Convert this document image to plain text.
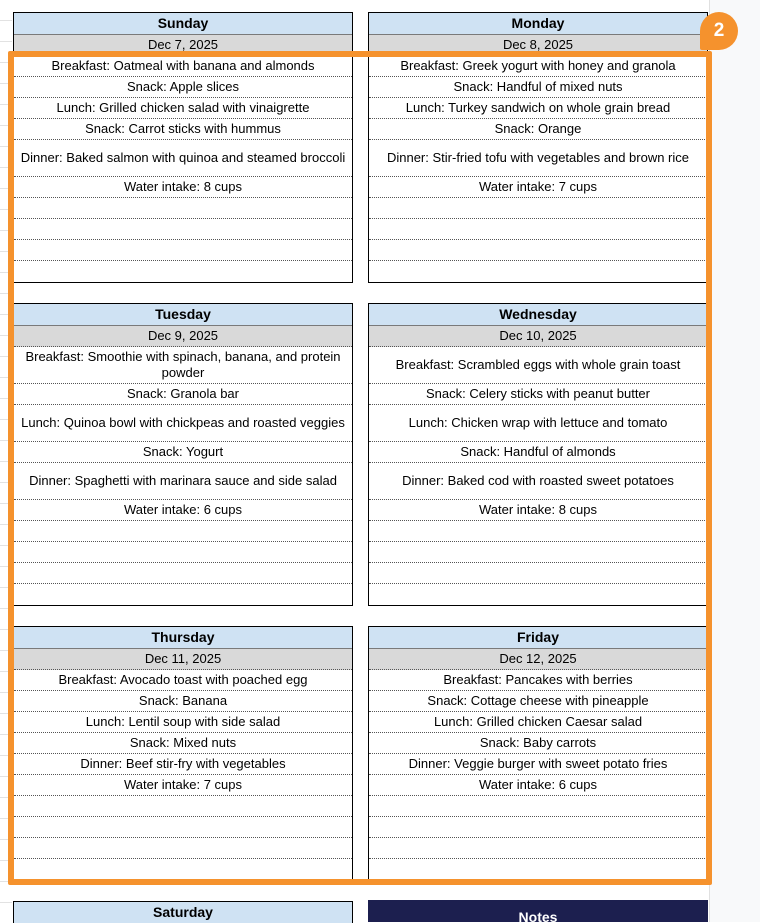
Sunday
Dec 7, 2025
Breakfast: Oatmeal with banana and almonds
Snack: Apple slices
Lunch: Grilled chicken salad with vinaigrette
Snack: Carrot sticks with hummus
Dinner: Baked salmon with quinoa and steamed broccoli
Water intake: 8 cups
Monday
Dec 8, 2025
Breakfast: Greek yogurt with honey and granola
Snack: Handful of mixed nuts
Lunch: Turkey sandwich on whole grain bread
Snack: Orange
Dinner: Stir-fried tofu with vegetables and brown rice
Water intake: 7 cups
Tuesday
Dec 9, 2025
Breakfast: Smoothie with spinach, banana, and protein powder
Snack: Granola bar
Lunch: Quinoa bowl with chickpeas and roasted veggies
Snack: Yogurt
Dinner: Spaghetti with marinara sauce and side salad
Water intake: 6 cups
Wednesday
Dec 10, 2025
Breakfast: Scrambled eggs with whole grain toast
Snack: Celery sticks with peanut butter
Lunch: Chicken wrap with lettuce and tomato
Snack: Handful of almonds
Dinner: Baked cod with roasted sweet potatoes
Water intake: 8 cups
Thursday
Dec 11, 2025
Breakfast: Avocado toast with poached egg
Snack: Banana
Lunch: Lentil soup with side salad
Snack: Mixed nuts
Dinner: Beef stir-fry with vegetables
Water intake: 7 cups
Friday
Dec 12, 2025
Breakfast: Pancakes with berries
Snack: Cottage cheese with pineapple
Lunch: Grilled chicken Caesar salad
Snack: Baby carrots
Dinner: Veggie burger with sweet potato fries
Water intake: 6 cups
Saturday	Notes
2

——————————

EXERCISE GOAL: Output the complete listing exactly. Pictures stay out.

EXERCISE ANSWER:
Convert this document image to plain text.
Sunday
Dec 7, 2025
Breakfast: Oatmeal with banana and almonds
Snack: Apple slices
Lunch: Grilled chicken salad with vinaigrette
Snack: Carrot sticks with hummus
Dinner: Baked salmon with quinoa and steamed broccoli
Water intake: 8 cups
Monday
Dec 8, 2025
Breakfast: Greek yogurt with honey and granola
Snack: Handful of mixed nuts
Lunch: Turkey sandwich on whole grain bread
Snack: Orange
Dinner: Stir-fried tofu with vegetables and brown rice
Water intake: 7 cups
Tuesday
Dec 9, 2025
Breakfast: Smoothie with spinach, banana, and protein powder
Snack: Granola bar
Lunch: Quinoa bowl with chickpeas and roasted veggies
Snack: Yogurt
Dinner: Spaghetti with marinara sauce and side salad
Water intake: 6 cups
Wednesday
Dec 10, 2025
Breakfast: Scrambled eggs with whole grain toast
Snack: Celery sticks with peanut butter
Lunch: Chicken wrap with lettuce and tomato
Snack: Handful of almonds
Dinner: Baked cod with roasted sweet potatoes
Water intake: 8 cups
Thursday
Dec 11, 2025
Breakfast: Avocado toast with poached egg
Snack: Banana
Lunch: Lentil soup with side salad
Snack: Mixed nuts
Dinner: Beef stir-fry with vegetables
Water intake: 7 cups
Friday
Dec 12, 2025
Breakfast: Pancakes with berries
Snack: Cottage cheese with pineapple
Lunch: Grilled chicken Caesar salad
Snack: Baby carrots
Dinner: Veggie burger with sweet potato fries
Water intake: 6 cups
Saturday	Notes
2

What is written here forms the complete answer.